* [Listing]:
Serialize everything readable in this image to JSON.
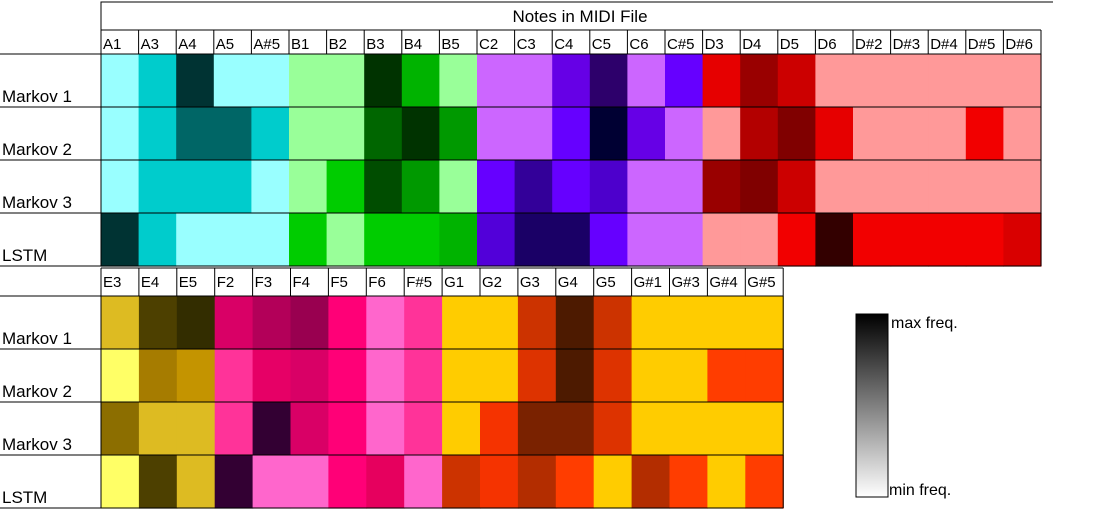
{
  "title": "Notes in MIDI File",
  "legend": {
    "max_label": "max freq.",
    "min_label": "min freq."
  },
  "chart_data": {
    "type": "heatmap",
    "title": "Notes in MIDI File",
    "rows": [
      "Markov 1",
      "Markov 2",
      "Markov 3",
      "LSTM"
    ],
    "color_scale": {
      "max_label": "max freq.",
      "min_label": "min freq.",
      "gradient": [
        "#000000",
        "#ffffff"
      ]
    },
    "panels": [
      {
        "columns": [
          "A1",
          "A3",
          "A4",
          "A5",
          "A#5",
          "B1",
          "B2",
          "B3",
          "B4",
          "B5",
          "C2",
          "C3",
          "C4",
          "C5",
          "C6",
          "C#5",
          "D3",
          "D4",
          "D5",
          "D6",
          "D#2",
          "D#3",
          "D#4",
          "D#5",
          "D#6"
        ],
        "colors": [
          [
            "#99ffff",
            "#00cccc",
            "#003333",
            "#99ffff",
            "#99ffff",
            "#99ff99",
            "#99ff99",
            "#003300",
            "#00b300",
            "#99ff99",
            "#cc66ff",
            "#cc66ff",
            "#6600e6",
            "#2d006b",
            "#cc66ff",
            "#6600ff",
            "#e60000",
            "#990000",
            "#cc0000",
            "#ff9999",
            "#ff9999",
            "#ff9999",
            "#ff9999",
            "#ff9999",
            "#ff9999"
          ],
          [
            "#99ffff",
            "#00cccc",
            "#006666",
            "#006666",
            "#00cccc",
            "#99ff99",
            "#99ff99",
            "#006600",
            "#003300",
            "#009900",
            "#cc66ff",
            "#cc66ff",
            "#6600ff",
            "#000033",
            "#6600e6",
            "#cc66ff",
            "#ff9999",
            "#b30000",
            "#800000",
            "#e60000",
            "#ff9999",
            "#ff9999",
            "#ff9999",
            "#f20000",
            "#ff9999"
          ],
          [
            "#99ffff",
            "#00cccc",
            "#00cccc",
            "#00cccc",
            "#99ffff",
            "#99ff99",
            "#00cc00",
            "#004d00",
            "#009900",
            "#99ff99",
            "#6600ff",
            "#330099",
            "#6600ff",
            "#4d00cc",
            "#cc66ff",
            "#cc66ff",
            "#990000",
            "#800000",
            "#cc0000",
            "#ff9999",
            "#ff9999",
            "#ff9999",
            "#ff9999",
            "#ff9999",
            "#ff9999"
          ],
          [
            "#003333",
            "#00cccc",
            "#99ffff",
            "#99ffff",
            "#99ffff",
            "#00cc00",
            "#99ff99",
            "#00cc00",
            "#00cc00",
            "#00b300",
            "#5200d9",
            "#1a0066",
            "#1a0066",
            "#6600ff",
            "#cc66ff",
            "#cc66ff",
            "#ff9999",
            "#ff9999",
            "#f20000",
            "#330000",
            "#f20000",
            "#f20000",
            "#f20000",
            "#f20000",
            "#d90000"
          ]
        ]
      },
      {
        "columns": [
          "E3",
          "E4",
          "E5",
          "F2",
          "F3",
          "F4",
          "F5",
          "F6",
          "F#5",
          "G1",
          "G2",
          "G3",
          "G4",
          "G5",
          "G#1",
          "G#3",
          "G#4",
          "G#5"
        ],
        "colors": [
          [
            "#ddbb22",
            "#4d4000",
            "#332d00",
            "#d90066",
            "#b30059",
            "#990050",
            "#ff0077",
            "#ff66cc",
            "#ff3399",
            "#ffcc00",
            "#ffcc00",
            "#cc3300",
            "#4d1a00",
            "#cc3300",
            "#ffcc00",
            "#ffcc00",
            "#ffcc00",
            "#ffcc00"
          ],
          [
            "#ffff66",
            "#a67c00",
            "#c49400",
            "#ff3399",
            "#e60066",
            "#d90066",
            "#ff0077",
            "#ff66cc",
            "#ff3399",
            "#ffcc00",
            "#ffcc00",
            "#dd3300",
            "#4d1a00",
            "#dd3300",
            "#ffcc00",
            "#ffcc00",
            "#ff3d00",
            "#ff3d00"
          ],
          [
            "#8c6e00",
            "#ddbb22",
            "#ddbb22",
            "#ff3399",
            "#330033",
            "#d90066",
            "#ff0077",
            "#ff66cc",
            "#ff3399",
            "#ffcc00",
            "#f53300",
            "#7a2200",
            "#7a2200",
            "#dd3300",
            "#ffcc00",
            "#ffcc00",
            "#ffcc00",
            "#ffcc00"
          ],
          [
            "#ffff66",
            "#4d4000",
            "#ddbb22",
            "#330033",
            "#ff66cc",
            "#ff66cc",
            "#ff0077",
            "#e6005e",
            "#ff66cc",
            "#cc3300",
            "#f53300",
            "#b32d00",
            "#ff3d00",
            "#ffcc00",
            "#b32d00",
            "#ff3d00",
            "#ffcc00",
            "#ff3d00"
          ]
        ]
      }
    ]
  }
}
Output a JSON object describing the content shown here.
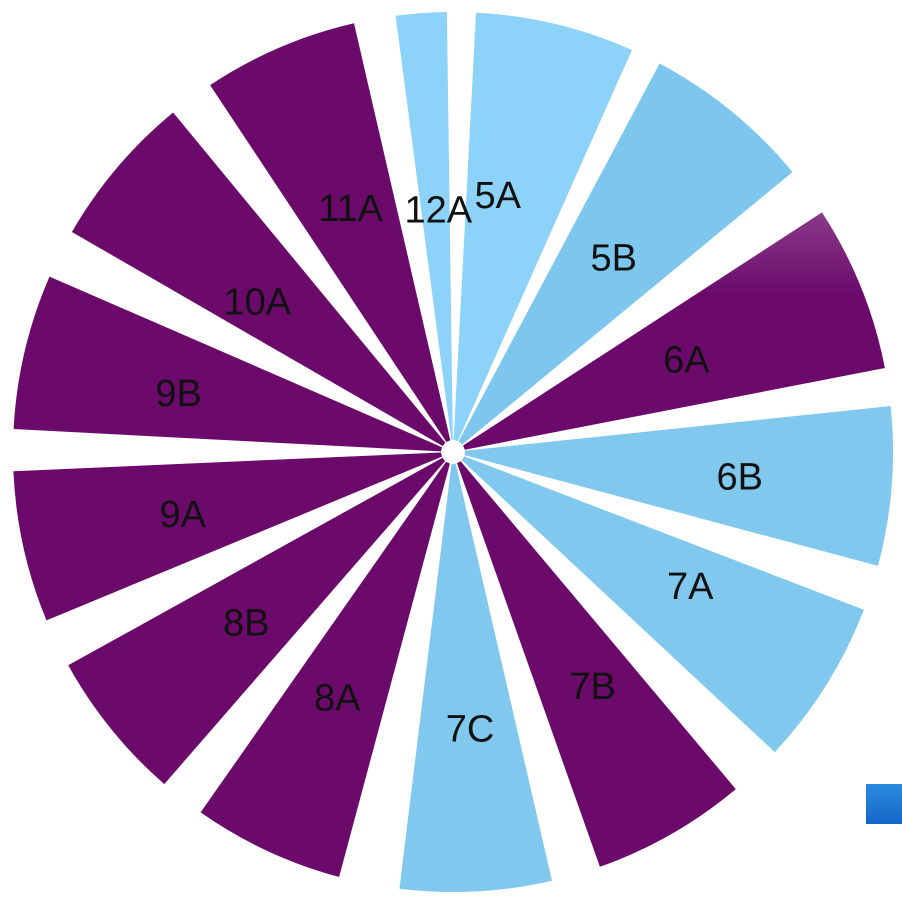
{
  "colors": {
    "purple": "#6b0a6b",
    "blue_light": "#8dd3f9",
    "blue_mid": "#7dc7ee",
    "blue_corner": "#1c74d3"
  },
  "segments": [
    {
      "label": "12A",
      "color": "#8dd3f9"
    },
    {
      "label": "5A",
      "color": "#8dd3f9"
    },
    {
      "label": "5B",
      "color": "#7dc7ee"
    },
    {
      "label": "6A",
      "color": "#6b0a6b"
    },
    {
      "label": "6B",
      "color": "#80c8ee"
    },
    {
      "label": "7A",
      "color": "#80c8ee"
    },
    {
      "label": "7B",
      "color": "#6b0a6b"
    },
    {
      "label": "7C",
      "color": "#80c8ee"
    },
    {
      "label": "8A",
      "color": "#6b0a6b"
    },
    {
      "label": "8B",
      "color": "#6b0a6b"
    },
    {
      "label": "9A",
      "color": "#6b0a6b"
    },
    {
      "label": "9B",
      "color": "#6b0a6b"
    },
    {
      "label": "10A",
      "color": "#6b0a6b"
    },
    {
      "label": "11A",
      "color": "#6b0a6b"
    }
  ]
}
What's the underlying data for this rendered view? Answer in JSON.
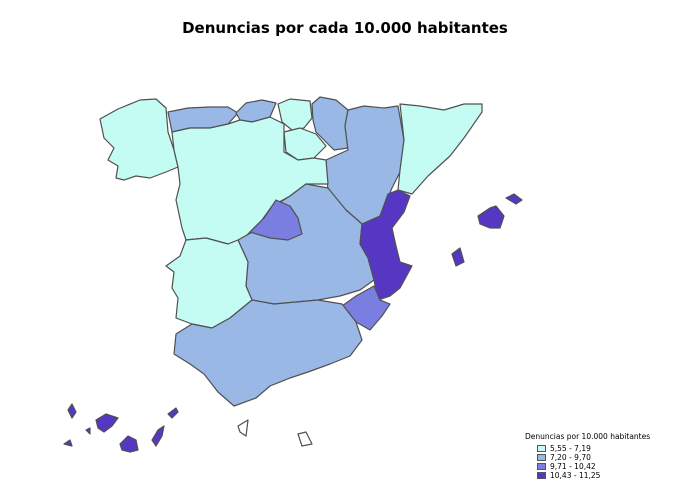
{
  "title": "Denuncias por cada 10.000 habitantes",
  "legend": {
    "title": "Denuncias por 10.000 habitantes",
    "items": [
      {
        "label": "5,55 - 7,19",
        "color": "#c4fcf4"
      },
      {
        "label": "7,20 - 9,70",
        "color": "#9ab8e6"
      },
      {
        "label": "9,71 - 10,42",
        "color": "#7a7ee0"
      },
      {
        "label": "10,43 - 11,25",
        "color": "#5637c4"
      }
    ]
  },
  "colors": {
    "c1": "#c4fcf4",
    "c2": "#9ab8e6",
    "c3": "#7a7ee0",
    "c4": "#5637c4"
  },
  "regions": [
    {
      "name": "galicia",
      "class": 1
    },
    {
      "name": "asturias",
      "class": 2
    },
    {
      "name": "cantabria",
      "class": 2
    },
    {
      "name": "pais-vasco",
      "class": 1
    },
    {
      "name": "navarra",
      "class": 2
    },
    {
      "name": "la-rioja",
      "class": 1
    },
    {
      "name": "aragon",
      "class": 2
    },
    {
      "name": "cataluna",
      "class": 1
    },
    {
      "name": "castilla-leon",
      "class": 1
    },
    {
      "name": "madrid",
      "class": 3
    },
    {
      "name": "castilla-la-mancha",
      "class": 2
    },
    {
      "name": "extremadura",
      "class": 1
    },
    {
      "name": "valencia",
      "class": 4
    },
    {
      "name": "murcia",
      "class": 3
    },
    {
      "name": "andalucia",
      "class": 2
    },
    {
      "name": "baleares",
      "class": 4
    },
    {
      "name": "canarias",
      "class": 4
    },
    {
      "name": "ceuta",
      "class": 0
    },
    {
      "name": "melilla",
      "class": 0
    }
  ]
}
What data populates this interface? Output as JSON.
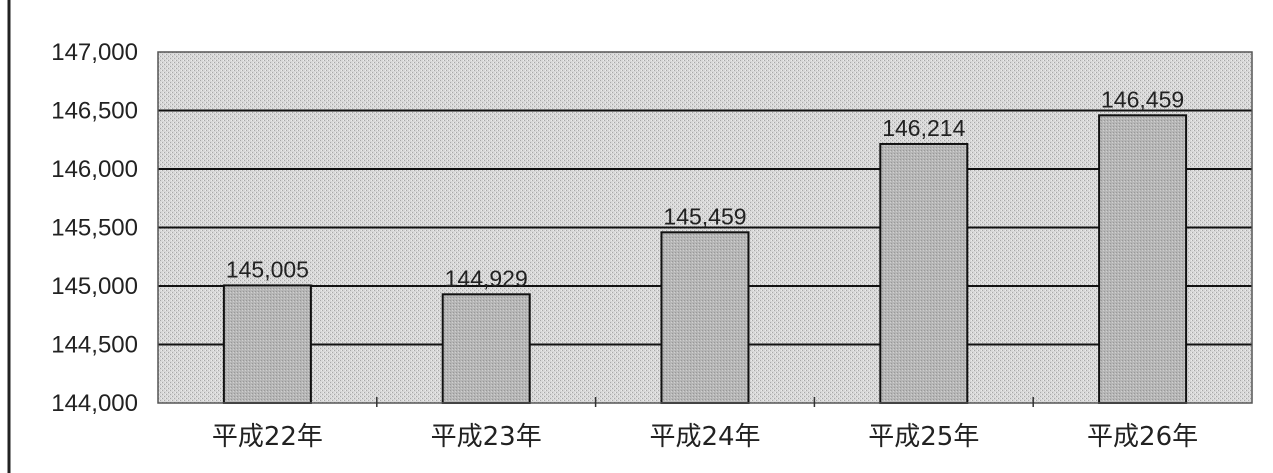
{
  "chart_data": {
    "type": "bar",
    "categories": [
      "平成22年",
      "平成23年",
      "平成24年",
      "平成25年",
      "平成26年"
    ],
    "values": [
      145005,
      144929,
      145459,
      146214,
      146459
    ],
    "value_labels": [
      "145,005",
      "144,929",
      "145,459",
      "146,214",
      "146,459"
    ],
    "ylim": [
      144000,
      147000
    ],
    "yticks": [
      144000,
      144500,
      145000,
      145500,
      146000,
      146500,
      147000
    ],
    "ytick_labels": [
      "144,000",
      "144,500",
      "145,000",
      "145,500",
      "146,000",
      "146,500",
      "147,000"
    ],
    "grid": true,
    "title": "",
    "xlabel": "",
    "ylabel": "",
    "colors": {
      "bar_fill": "#b4b4b4",
      "plot_background": "#d6d6d6",
      "gridline": "#111111",
      "frame": "#555555"
    }
  }
}
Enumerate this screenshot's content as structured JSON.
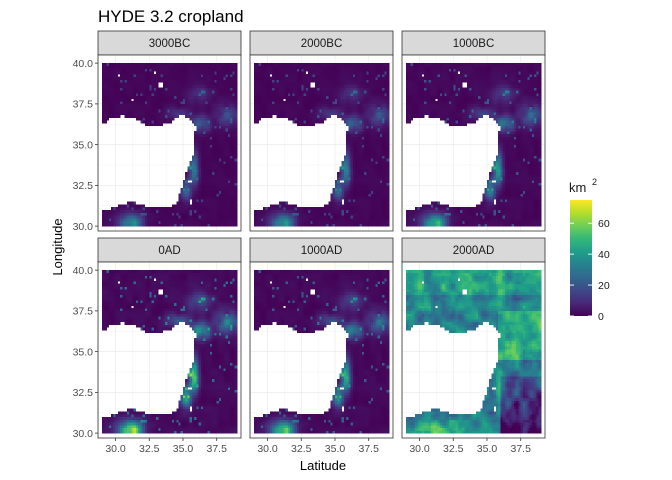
{
  "chart_data": {
    "type": "heatmap",
    "title": "HYDE 3.2 cropland",
    "xlabel": "Latitude",
    "ylabel": "Longitude",
    "x_ticks": [
      30.0,
      32.5,
      35.0,
      37.5
    ],
    "x_tick_labels": [
      "30.0",
      "32.5",
      "35.0",
      "37.5"
    ],
    "y_ticks": [
      30.0,
      32.5,
      35.0,
      37.5,
      40.0
    ],
    "y_tick_labels": [
      "30.0",
      "32.5",
      "35.0",
      "37.5",
      "40.0"
    ],
    "xlim": [
      28.7,
      39.3
    ],
    "ylim": [
      29.7,
      40.5
    ],
    "data_extent": {
      "x": [
        29.0,
        39.0
      ],
      "y": [
        30.0,
        40.0
      ]
    },
    "facets": [
      "3000BC",
      "2000BC",
      "1000BC",
      "0AD",
      "1000AD",
      "2000AD"
    ],
    "facet_layout": {
      "rows": 2,
      "cols": 3
    },
    "facet_intensity": [
      0.55,
      0.6,
      0.75,
      1.0,
      0.85,
      3.2
    ],
    "color_scale": {
      "name": "viridis",
      "title": "km",
      "title_superscript": "2",
      "min": 0,
      "max": 75,
      "breaks": [
        0,
        20,
        40,
        60
      ],
      "break_labels": [
        "0",
        "20",
        "40",
        "60"
      ],
      "stops": [
        "#440154",
        "#482878",
        "#3e4989",
        "#31688e",
        "#26828e",
        "#1f9e89",
        "#35b779",
        "#6ece58",
        "#b5de2b",
        "#fde725"
      ]
    },
    "grid": true,
    "legend_position": "right",
    "panel_background": "#ffffff",
    "strip_background": "#d9d9d9"
  }
}
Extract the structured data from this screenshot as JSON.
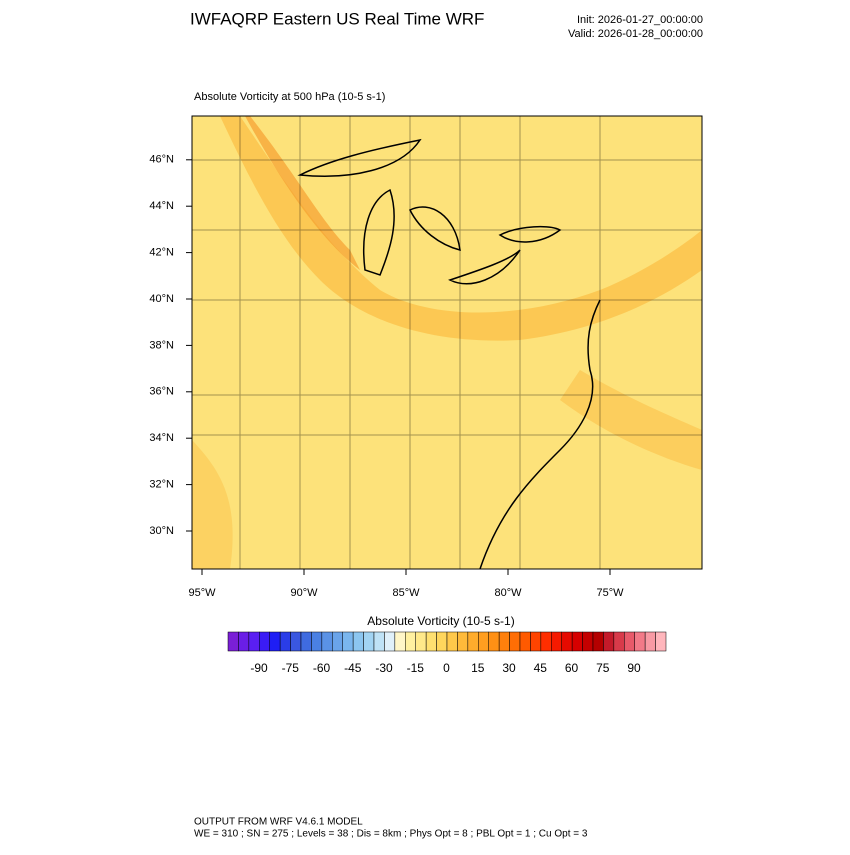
{
  "header": {
    "title": "IWFAQRP Eastern US Real Time WRF",
    "init": "Init: 2026-01-27_00:00:00",
    "valid": "Valid: 2026-01-28_00:00:00"
  },
  "map": {
    "title": "Absolute Vorticity at 500 hPa   (10-5 s-1)",
    "lat_labels": [
      "30°N",
      "32°N",
      "34°N",
      "36°N",
      "38°N",
      "40°N",
      "42°N",
      "44°N",
      "46°N"
    ],
    "lon_labels": [
      "95°W",
      "90°W",
      "85°W",
      "80°W",
      "75°W"
    ]
  },
  "colorbar": {
    "title": "Absolute Vorticity  (10-5 s-1)",
    "colors": [
      "#7a1fd6",
      "#6a1ee6",
      "#5a1ff2",
      "#3b1cf5",
      "#1e1ef5",
      "#2a3de8",
      "#3a57e0",
      "#3f6be0",
      "#4a80e3",
      "#5a92e6",
      "#6aa4ea",
      "#7ab6ee",
      "#8cc6f0",
      "#a2d4f3",
      "#bfe2f6",
      "#e0f0fa",
      "#fff6c8",
      "#fff0a0",
      "#ffe98a",
      "#ffe070",
      "#ffd65c",
      "#ffc84a",
      "#ffba3a",
      "#ffac2c",
      "#ff9e20",
      "#ff9015",
      "#ff800c",
      "#ff6e05",
      "#ff5a00",
      "#ff4400",
      "#ff2e00",
      "#f51a00",
      "#e60a00",
      "#d60000",
      "#c40000",
      "#b40000",
      "#c41a2a",
      "#d83a4a",
      "#e85a6a",
      "#f27a88",
      "#f89aa4",
      "#ffb6bc"
    ],
    "ticks": [
      -90,
      -75,
      -60,
      -45,
      -30,
      -15,
      0,
      15,
      30,
      45,
      60,
      75,
      90
    ]
  },
  "footer": {
    "line1": "OUTPUT FROM WRF V4.6.1 MODEL",
    "line2": "WE = 310 ; SN = 275 ; Levels = 38 ; Dis = 8km ; Phys Opt = 8 ; PBL Opt = 1 ; Cu Opt = 3"
  }
}
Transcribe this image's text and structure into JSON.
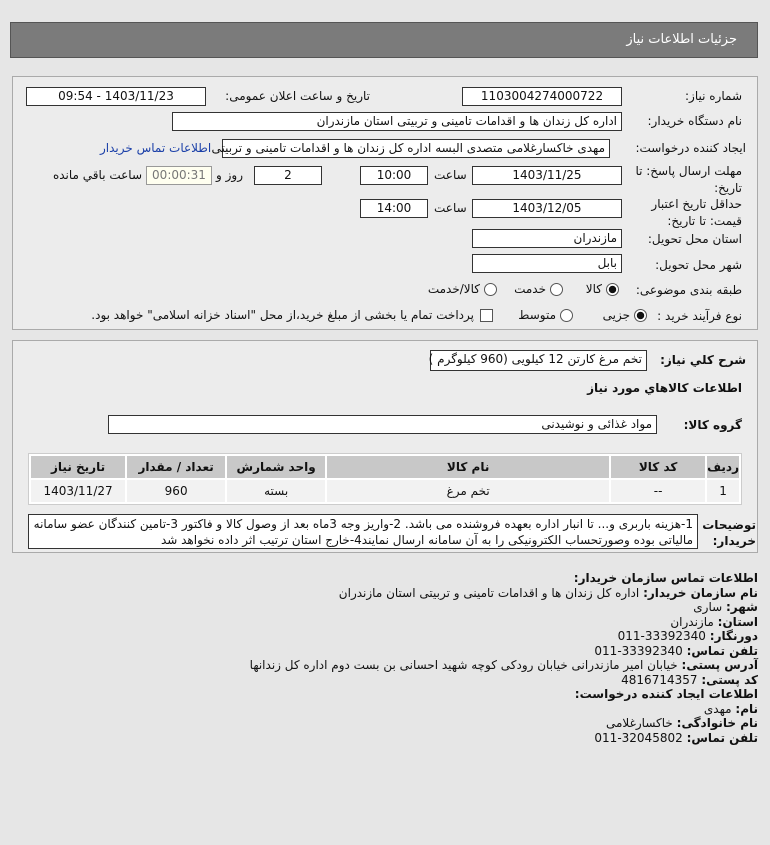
{
  "header": {
    "title": "جزئیات اطلاعات نیاز"
  },
  "form": {
    "need_number_label": "شماره نیاز:",
    "need_number": "1103004274000722",
    "announce_label": "تاریخ و ساعت اعلان عمومی:",
    "announce_value": "1403/11/23 - 09:54",
    "buyer_label": "نام دستگاه خریدار:",
    "buyer": "اداره کل زندان ها و اقدامات تامینی و تربیتی استان مازندران",
    "creator_label": "ایجاد کننده درخواست:",
    "creator": "مهدی خاکسارغلامی متصدی البسه اداره کل زندان ها و اقدامات تامینی و تربیتی",
    "contact_link": "اطلاعات تماس خریدار",
    "deadline_label": "مهلت ارسال پاسخ: تا تاریخ:",
    "deadline_date": "1403/11/25",
    "time_label": "ساعت",
    "deadline_time": "10:00",
    "days": "2",
    "days_label": "روز و",
    "remaining": "00:00:31",
    "remaining_label": "ساعت باقي مانده",
    "validity_label": "حداقل تاریخ اعتبار قیمت: تا تاریخ:",
    "validity_date": "1403/12/05",
    "validity_time": "14:00",
    "province_label": "استان محل تحویل:",
    "province": "مازندران",
    "city_label": "شهر محل تحویل:",
    "city": "بابل",
    "category_label": "طبقه بندی موضوعی:",
    "category_options": [
      "کالا",
      "خدمت",
      "کالا/خدمت"
    ],
    "category_selected": "کالا",
    "process_label": "نوع فرآیند خرید :",
    "process_options": [
      "جزیی",
      "متوسط"
    ],
    "process_selected": "جزیی",
    "payment_note": "پرداخت تمام یا بخشی از مبلغ خرید،از محل \"اسناد خزانه اسلامی\" خواهد بود."
  },
  "details": {
    "summary_label": "شرح کلي نياز:",
    "summary": "تخم مرغ کارتن 12 کیلویی (960 کیلوگرم )",
    "goods_title": "اطلاعات كالاهاي مورد نياز",
    "group_label": "گروه کالا:",
    "group": "مواد غذائی و نوشیدنی",
    "table": {
      "headers": [
        "ردیف",
        "کد کالا",
        "نام کالا",
        "واحد شمارش",
        "تعداد / مقدار",
        "تاریخ نیاز"
      ],
      "rows": [
        [
          "1",
          "--",
          "تخم مرغ",
          "بسته",
          "960",
          "1403/11/27"
        ]
      ]
    },
    "notes_label": "توضیحات خریدار:",
    "notes": "1-هزینه باربری و... تا انبار اداره بعهده فروشنده می باشد. 2-واریز وجه 3ماه بعد از وصول کالا و فاکتور 3-تامین کنندگان عضو سامانه مالیاتی بوده وصورتحساب الکترونیکی را به آن سامانه ارسال نمایند4-خارج استان ترتیب اثر داده نخواهد شد"
  },
  "contact": {
    "title": "اطلاعات تماس سازمان خریدار:",
    "org_label": "نام سازمان خریدار:",
    "org": "اداره کل زندان ها و اقدامات تامینی و تربیتی استان مازندران",
    "city_label": "شهر:",
    "city": "ساری",
    "province_label": "استان:",
    "province": "مازندران",
    "fax_label": "دورنگار:",
    "fax": "33392340-011",
    "phone_label": "تلفن تماس:",
    "phone": "33392340-011",
    "address_label": "آدرس پستی:",
    "address": "خیابان امیر مازندرانی خیابان رودکی کوچه شهید احسانی بن بست دوم اداره کل زندانها",
    "postal_label": "کد پستی:",
    "postal": "4816714357",
    "creator_title": "اطلاعات ایجاد کننده درخواست:",
    "name_label": "نام:",
    "name": "مهدی",
    "family_label": "نام خانوادگی:",
    "family": "خاکسارغلامی",
    "creator_phone_label": "تلفن تماس:",
    "creator_phone": "32045802-011"
  }
}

* [Task to complete]:
Using the listing above, locate the lines that hold "تامینی" and copy each one.

* [Written response]:
    "buyer": "اداره کل زندان ها و اقدامات تامینی و تربیتی استان مازندران",
    "creator": "مهدی خاکسارغلامی متصدی البسه اداره کل زندان ها و اقدامات تامینی و تربیتی",
    "org": "اداره کل زندان ها و اقدامات تامینی و تربیتی استان مازندران",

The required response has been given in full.